* [WHAT TO WORK ON]:
For each line of the data below that holds "stats", copy the line.

[[ INFORMATION PROVIDED open ]]

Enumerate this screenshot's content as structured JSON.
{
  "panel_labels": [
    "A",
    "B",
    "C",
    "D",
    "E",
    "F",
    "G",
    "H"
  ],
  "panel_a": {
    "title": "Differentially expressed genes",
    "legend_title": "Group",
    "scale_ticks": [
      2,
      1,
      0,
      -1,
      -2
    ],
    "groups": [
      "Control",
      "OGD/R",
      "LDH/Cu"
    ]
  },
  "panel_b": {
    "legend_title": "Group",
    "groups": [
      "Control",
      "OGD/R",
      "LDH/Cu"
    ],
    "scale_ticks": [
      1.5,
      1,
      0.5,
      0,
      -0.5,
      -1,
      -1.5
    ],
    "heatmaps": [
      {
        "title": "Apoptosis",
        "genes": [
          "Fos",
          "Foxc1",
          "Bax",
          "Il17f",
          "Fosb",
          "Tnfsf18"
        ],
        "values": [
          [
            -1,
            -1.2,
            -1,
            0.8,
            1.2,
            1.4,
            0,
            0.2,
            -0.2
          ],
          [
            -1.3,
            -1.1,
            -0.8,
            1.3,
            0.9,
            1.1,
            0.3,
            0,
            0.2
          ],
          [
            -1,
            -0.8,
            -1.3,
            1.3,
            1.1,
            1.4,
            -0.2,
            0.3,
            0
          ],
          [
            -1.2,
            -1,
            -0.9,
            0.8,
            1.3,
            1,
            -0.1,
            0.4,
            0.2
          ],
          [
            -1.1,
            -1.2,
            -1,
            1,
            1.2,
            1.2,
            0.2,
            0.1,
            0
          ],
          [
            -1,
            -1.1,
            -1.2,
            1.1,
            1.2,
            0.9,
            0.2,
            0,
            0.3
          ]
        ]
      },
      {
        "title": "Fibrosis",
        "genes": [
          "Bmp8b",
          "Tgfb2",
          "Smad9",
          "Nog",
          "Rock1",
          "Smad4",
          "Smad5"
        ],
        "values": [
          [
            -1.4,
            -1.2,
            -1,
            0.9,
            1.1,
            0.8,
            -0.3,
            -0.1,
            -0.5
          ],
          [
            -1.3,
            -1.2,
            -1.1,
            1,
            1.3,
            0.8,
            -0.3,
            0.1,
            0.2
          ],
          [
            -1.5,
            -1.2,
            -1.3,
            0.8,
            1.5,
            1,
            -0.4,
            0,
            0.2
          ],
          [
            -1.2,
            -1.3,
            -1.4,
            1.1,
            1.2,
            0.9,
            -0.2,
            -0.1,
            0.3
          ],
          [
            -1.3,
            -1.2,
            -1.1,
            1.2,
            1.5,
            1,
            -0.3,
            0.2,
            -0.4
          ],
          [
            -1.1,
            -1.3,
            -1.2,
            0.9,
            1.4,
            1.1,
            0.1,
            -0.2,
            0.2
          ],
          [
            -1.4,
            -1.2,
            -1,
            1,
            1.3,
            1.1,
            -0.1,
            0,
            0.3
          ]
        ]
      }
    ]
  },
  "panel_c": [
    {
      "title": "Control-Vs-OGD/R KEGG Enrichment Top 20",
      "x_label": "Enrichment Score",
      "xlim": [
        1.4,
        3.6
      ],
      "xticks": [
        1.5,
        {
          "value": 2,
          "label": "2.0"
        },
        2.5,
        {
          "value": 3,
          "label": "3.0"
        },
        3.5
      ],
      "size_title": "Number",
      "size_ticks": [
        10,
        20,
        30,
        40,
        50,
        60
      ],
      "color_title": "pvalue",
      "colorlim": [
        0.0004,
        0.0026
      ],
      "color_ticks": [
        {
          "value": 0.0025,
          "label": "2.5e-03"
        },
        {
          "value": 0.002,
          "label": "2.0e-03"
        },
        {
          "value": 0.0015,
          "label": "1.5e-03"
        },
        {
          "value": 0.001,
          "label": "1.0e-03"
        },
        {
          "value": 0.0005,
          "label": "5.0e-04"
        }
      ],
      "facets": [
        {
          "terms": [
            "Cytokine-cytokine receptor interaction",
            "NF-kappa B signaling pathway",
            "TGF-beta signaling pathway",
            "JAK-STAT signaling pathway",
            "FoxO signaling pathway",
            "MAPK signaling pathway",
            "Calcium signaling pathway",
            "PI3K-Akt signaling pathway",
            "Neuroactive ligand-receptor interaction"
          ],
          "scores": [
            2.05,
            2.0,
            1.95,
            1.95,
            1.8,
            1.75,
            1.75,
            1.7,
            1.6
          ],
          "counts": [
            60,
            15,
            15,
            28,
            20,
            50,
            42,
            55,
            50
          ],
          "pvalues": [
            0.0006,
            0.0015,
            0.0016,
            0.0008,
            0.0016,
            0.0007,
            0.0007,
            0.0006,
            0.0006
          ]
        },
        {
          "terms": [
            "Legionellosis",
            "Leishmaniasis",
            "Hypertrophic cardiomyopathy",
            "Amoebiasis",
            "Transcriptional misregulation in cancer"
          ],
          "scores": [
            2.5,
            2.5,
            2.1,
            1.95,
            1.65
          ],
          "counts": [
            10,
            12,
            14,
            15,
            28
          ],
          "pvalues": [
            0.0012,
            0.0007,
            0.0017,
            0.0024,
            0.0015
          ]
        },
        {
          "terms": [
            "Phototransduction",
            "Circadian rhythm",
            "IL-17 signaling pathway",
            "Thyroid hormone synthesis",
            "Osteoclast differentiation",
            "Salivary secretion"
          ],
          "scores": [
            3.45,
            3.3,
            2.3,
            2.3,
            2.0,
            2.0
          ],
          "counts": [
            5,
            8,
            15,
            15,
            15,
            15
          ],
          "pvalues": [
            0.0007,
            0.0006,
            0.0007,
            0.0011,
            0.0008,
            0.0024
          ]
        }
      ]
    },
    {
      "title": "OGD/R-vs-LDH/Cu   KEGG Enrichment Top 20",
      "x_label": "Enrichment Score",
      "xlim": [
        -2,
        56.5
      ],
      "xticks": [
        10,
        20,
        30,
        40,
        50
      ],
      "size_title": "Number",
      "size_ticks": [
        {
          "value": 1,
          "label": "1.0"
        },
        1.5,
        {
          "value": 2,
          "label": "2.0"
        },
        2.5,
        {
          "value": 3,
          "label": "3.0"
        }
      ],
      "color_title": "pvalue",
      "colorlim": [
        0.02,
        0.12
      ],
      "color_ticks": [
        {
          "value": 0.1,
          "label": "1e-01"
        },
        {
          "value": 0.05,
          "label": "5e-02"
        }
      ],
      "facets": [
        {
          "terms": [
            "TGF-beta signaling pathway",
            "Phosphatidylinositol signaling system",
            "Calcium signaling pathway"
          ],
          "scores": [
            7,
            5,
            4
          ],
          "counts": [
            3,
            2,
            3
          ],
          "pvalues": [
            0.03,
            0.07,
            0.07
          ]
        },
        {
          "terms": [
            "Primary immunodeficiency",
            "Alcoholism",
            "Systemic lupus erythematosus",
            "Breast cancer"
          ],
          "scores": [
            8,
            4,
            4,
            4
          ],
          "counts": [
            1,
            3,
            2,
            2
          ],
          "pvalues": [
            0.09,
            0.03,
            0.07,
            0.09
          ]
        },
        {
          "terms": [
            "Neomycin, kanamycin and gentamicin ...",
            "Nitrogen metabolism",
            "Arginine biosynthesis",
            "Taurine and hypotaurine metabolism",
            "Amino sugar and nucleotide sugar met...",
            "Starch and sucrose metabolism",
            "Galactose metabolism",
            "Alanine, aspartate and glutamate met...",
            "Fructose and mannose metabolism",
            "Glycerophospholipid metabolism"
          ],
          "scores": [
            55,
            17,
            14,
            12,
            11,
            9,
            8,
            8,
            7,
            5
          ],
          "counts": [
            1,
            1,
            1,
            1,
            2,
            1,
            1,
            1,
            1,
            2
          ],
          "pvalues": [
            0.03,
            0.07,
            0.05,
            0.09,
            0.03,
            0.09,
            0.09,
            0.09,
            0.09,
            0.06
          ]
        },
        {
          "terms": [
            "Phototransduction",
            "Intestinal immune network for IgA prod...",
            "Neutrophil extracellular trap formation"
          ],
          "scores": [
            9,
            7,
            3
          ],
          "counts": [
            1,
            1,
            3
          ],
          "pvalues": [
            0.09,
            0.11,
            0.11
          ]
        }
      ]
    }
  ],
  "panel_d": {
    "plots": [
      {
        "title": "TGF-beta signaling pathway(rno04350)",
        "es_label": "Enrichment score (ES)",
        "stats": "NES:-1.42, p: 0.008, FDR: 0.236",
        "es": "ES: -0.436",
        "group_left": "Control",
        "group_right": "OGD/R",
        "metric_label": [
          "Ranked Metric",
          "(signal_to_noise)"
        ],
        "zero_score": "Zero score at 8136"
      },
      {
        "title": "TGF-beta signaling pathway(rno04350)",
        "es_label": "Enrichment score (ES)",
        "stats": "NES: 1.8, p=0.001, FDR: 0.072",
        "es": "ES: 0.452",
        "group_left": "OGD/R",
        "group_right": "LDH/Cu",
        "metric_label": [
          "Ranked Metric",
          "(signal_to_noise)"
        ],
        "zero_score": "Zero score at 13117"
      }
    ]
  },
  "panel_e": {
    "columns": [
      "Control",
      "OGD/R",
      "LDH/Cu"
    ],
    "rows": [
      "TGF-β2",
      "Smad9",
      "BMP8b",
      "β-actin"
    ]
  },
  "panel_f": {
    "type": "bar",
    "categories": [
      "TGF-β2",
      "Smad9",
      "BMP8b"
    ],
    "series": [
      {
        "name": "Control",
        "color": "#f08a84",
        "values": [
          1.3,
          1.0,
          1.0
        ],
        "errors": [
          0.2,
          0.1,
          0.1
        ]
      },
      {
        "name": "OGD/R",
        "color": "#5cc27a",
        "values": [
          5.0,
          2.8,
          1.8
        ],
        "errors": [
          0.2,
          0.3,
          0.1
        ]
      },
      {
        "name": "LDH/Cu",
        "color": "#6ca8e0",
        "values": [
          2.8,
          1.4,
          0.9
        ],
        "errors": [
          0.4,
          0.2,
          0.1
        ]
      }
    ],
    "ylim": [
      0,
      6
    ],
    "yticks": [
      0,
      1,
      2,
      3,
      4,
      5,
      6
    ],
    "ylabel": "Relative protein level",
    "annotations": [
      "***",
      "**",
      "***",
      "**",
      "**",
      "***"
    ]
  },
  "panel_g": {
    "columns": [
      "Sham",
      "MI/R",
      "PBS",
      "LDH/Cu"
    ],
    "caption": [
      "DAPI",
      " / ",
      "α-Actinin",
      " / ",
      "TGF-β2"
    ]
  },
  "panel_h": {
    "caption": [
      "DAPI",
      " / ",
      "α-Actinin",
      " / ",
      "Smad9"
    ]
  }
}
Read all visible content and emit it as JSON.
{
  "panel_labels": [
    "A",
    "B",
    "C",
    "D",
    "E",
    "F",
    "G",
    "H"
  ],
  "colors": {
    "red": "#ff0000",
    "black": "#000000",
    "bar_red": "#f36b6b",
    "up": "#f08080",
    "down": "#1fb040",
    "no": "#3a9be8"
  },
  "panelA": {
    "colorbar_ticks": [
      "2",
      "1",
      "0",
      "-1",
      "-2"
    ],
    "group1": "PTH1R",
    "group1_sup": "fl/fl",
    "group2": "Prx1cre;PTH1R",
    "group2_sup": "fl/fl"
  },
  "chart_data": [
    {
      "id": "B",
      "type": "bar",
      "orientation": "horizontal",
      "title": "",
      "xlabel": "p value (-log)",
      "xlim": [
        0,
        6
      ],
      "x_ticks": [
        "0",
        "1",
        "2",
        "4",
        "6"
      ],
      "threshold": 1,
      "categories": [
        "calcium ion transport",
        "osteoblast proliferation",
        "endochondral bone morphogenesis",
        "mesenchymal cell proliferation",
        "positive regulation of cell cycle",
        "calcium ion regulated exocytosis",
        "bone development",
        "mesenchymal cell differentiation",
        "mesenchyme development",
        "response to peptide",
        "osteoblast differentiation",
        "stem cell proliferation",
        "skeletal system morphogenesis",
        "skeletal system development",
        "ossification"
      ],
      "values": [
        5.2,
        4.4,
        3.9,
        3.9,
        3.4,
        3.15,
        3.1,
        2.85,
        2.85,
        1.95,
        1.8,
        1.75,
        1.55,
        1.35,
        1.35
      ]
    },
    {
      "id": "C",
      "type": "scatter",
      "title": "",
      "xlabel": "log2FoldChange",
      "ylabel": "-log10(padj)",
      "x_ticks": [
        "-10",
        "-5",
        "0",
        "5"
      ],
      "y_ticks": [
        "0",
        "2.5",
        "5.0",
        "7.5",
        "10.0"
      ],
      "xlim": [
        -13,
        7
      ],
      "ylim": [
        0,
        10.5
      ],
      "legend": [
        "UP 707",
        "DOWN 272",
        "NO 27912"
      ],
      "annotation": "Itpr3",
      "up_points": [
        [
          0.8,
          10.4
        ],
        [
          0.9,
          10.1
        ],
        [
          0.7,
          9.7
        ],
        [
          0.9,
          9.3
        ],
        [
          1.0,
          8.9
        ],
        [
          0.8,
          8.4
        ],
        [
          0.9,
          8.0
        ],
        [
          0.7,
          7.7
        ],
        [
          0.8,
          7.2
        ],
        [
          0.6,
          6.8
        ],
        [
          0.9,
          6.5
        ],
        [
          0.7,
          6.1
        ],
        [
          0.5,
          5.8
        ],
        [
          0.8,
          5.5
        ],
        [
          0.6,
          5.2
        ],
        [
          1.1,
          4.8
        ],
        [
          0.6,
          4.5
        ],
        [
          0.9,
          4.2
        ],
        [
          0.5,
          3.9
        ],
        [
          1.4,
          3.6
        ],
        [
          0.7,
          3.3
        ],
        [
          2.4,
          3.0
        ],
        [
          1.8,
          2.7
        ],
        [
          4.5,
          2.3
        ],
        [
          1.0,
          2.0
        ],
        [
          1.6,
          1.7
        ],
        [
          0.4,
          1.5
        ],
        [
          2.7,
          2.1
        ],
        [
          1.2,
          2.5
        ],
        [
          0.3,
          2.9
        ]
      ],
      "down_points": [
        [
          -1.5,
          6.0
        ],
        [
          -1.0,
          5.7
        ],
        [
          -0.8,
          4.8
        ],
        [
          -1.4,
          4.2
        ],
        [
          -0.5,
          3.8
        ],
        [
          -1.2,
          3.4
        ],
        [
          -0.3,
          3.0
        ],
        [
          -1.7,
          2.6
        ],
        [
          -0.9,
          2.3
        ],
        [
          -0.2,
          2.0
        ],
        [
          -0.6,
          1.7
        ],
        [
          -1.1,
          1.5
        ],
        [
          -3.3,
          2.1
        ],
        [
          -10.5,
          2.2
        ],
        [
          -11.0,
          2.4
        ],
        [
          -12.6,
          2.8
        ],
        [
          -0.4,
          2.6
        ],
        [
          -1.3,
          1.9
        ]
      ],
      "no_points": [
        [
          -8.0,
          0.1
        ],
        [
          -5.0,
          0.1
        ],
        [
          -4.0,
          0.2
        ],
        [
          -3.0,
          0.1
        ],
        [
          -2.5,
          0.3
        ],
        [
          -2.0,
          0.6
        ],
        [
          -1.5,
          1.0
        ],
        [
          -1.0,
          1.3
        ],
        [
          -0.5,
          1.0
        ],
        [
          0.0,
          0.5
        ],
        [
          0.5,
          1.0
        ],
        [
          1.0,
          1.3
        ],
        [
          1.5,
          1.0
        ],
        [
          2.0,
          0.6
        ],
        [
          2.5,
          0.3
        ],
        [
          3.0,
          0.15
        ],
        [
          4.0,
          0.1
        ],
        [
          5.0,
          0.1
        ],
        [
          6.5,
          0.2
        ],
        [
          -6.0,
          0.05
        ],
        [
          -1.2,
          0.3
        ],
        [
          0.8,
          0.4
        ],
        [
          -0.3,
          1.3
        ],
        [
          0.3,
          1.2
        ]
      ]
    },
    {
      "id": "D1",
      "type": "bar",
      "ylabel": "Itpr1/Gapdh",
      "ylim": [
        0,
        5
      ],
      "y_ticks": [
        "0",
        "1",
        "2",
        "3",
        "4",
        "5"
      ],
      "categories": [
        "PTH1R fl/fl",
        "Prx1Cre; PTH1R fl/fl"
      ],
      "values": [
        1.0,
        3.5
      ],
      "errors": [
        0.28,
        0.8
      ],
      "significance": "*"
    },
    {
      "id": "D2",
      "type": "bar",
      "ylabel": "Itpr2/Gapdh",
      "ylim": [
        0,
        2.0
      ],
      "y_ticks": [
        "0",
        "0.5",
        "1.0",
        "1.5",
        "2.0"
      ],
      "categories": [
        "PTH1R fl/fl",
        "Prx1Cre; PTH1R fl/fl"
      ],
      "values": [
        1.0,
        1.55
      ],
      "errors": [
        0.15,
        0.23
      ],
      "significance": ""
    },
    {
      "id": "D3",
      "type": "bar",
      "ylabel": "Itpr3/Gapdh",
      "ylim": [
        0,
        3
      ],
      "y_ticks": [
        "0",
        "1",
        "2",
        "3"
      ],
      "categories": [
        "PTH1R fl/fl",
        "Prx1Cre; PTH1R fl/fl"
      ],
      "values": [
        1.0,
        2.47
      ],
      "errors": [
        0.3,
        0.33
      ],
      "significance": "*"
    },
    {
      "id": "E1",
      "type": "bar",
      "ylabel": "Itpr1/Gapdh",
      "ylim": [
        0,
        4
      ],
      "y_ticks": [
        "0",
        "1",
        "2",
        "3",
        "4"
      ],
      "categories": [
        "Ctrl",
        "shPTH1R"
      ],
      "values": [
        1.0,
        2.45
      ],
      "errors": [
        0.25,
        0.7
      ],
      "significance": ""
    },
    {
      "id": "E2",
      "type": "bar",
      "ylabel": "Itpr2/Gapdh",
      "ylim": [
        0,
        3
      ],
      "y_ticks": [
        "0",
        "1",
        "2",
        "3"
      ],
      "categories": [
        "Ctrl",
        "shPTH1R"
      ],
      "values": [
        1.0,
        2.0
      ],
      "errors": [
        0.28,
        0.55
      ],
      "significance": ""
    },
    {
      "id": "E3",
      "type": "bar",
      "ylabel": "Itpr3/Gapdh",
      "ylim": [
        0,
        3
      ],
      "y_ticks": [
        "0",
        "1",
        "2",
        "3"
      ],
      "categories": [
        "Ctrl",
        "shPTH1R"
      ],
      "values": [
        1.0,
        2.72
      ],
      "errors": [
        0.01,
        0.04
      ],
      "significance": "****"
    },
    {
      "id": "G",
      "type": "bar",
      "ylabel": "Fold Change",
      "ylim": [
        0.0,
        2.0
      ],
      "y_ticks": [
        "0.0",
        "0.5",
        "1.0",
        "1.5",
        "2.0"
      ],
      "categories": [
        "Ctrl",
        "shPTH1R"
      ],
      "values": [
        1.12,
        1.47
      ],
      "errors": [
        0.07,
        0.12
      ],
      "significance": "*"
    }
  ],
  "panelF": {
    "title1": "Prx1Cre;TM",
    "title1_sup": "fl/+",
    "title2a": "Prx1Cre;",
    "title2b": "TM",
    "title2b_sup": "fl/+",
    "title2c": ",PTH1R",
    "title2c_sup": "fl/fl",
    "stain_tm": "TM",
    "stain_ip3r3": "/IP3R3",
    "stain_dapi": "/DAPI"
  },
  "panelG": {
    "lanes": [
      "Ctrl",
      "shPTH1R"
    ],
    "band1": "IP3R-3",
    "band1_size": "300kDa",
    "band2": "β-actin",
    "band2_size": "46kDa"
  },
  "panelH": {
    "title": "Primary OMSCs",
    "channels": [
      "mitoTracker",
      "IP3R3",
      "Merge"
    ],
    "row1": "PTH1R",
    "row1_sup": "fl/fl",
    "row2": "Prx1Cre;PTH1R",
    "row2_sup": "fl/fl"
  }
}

[[ INFORMATION PROVIDED closed ]]

* [OUTPUT]:
        "stats": "NES:-1.42, p: 0.008, FDR: 0.236",
        "stats": "NES: 1.8, p=0.001, FDR: 0.072",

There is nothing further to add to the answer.